• WHAT YOU HAVE TO DO:
Reproduce this listing in full.

········

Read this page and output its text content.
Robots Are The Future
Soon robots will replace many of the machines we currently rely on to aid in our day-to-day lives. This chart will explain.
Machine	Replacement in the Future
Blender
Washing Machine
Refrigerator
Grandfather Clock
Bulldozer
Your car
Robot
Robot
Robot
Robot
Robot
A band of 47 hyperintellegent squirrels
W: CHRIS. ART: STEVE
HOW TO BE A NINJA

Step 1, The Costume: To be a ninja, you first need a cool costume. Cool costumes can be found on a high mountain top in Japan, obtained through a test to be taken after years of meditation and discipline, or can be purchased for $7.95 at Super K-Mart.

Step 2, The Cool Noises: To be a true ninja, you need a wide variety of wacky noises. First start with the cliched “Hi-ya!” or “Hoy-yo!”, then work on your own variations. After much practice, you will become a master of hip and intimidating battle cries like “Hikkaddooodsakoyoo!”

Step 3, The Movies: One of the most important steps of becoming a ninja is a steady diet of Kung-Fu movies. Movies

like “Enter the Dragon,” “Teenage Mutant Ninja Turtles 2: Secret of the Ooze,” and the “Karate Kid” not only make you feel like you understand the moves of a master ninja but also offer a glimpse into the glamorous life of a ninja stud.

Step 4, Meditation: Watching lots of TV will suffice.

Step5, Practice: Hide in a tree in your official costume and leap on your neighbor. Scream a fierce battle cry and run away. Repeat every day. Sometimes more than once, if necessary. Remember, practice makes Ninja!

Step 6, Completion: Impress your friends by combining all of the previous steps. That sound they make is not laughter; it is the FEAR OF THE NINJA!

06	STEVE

········

• ANSWER TO THIS PROBLEM:
Read this page and output its text content.
Robots Are The Future
Soon robots will replace many of the machines we currently rely on to aid in our day-to-day lives. This chart will explain.
Machine	Replacement in the Future
Blender
Washing Machine
Refrigerator
Grandfather Clock
Bulldozer
Your car
Robot
Robot
Robot
Robot
Robot
A band of 47 hyperintellegent squirrels
W: CHRIS. ART: STEVE
HOW TO BE A NINJA

Step 1, The Costume: To be a ninja, you first need a cool costume. Cool costumes can be found on a high mountain top in Japan, obtained through a test to be taken after years of meditation and discipline, or can be purchased for $7.95 at Super K-Mart.

Step 2, The Cool Noises: To be a true ninja, you need a wide variety of wacky noises. First start with the cliched “Hi-ya!” or “Hoy-yo!”, then work on your own variations. After much practice, you will become a master of hip and intimidating battle cries like “Hikkaddooodsakoyoo!”

Step 3, The Movies: One of the most important steps of becoming a ninja is a steady diet of Kung-Fu movies. Movies

like “Enter the Dragon,” “Teenage Mutant Ninja Turtles 2: Secret of the Ooze,” and the “Karate Kid” not only make you feel like you understand the moves of a master ninja but also offer a glimpse into the glamorous life of a ninja stud.

Step 4, Meditation: Watching lots of TV will suffice.

Step5, Practice: Hide in a tree in your official costume and leap on your neighbor. Scream a fierce battle cry and run away. Repeat every day. Sometimes more than once, if necessary. Remember, practice makes Ninja!

Step 6, Completion: Impress your friends by combining all of the previous steps. That sound they make is not laughter; it is the FEAR OF THE NINJA!

06	STEVE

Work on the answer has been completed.